What the task requires:
Identify and reproduce every line holding the string "marker".

Records for the exercise:
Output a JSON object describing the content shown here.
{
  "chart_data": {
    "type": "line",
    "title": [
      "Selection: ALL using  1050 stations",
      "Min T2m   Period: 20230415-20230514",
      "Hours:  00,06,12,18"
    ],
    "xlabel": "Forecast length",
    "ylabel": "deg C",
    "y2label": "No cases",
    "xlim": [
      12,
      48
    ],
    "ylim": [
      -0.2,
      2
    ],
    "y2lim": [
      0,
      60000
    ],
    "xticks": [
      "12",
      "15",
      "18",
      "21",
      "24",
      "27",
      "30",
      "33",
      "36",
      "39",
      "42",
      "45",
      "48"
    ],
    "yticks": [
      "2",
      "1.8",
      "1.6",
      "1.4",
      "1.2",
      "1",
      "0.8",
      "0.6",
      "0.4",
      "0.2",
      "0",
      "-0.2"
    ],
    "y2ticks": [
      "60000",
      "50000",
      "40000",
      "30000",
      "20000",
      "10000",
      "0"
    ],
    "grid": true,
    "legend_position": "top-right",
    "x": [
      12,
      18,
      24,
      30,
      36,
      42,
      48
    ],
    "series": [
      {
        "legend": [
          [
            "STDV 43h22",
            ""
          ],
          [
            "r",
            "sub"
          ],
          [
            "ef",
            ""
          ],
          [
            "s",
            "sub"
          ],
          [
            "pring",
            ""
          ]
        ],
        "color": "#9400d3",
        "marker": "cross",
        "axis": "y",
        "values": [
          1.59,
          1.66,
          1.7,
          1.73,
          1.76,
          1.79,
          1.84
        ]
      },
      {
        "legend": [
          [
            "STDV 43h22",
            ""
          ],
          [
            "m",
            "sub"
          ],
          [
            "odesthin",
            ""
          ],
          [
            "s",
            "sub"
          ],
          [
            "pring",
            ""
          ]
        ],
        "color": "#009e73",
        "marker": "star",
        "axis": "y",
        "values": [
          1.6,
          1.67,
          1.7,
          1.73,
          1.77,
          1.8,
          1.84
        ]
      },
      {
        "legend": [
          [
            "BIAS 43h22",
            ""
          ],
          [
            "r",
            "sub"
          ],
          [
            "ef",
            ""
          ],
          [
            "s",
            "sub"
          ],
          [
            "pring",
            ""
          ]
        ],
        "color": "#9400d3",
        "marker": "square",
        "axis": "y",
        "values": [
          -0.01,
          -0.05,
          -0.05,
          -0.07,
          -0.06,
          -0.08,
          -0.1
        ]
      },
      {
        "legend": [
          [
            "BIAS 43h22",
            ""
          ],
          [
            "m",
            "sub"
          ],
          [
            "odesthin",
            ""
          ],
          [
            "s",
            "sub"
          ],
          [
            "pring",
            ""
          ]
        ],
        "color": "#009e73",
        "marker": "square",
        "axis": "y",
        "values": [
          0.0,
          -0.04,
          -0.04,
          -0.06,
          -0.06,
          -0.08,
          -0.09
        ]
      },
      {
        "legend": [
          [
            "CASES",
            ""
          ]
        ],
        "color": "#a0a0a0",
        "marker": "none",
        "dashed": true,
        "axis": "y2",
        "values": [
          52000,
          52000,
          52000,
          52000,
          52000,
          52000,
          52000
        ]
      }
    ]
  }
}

Written reply:
        "marker": "cross",
        "marker": "star",
        "marker": "square",
        "marker": "square",
        "marker": "none",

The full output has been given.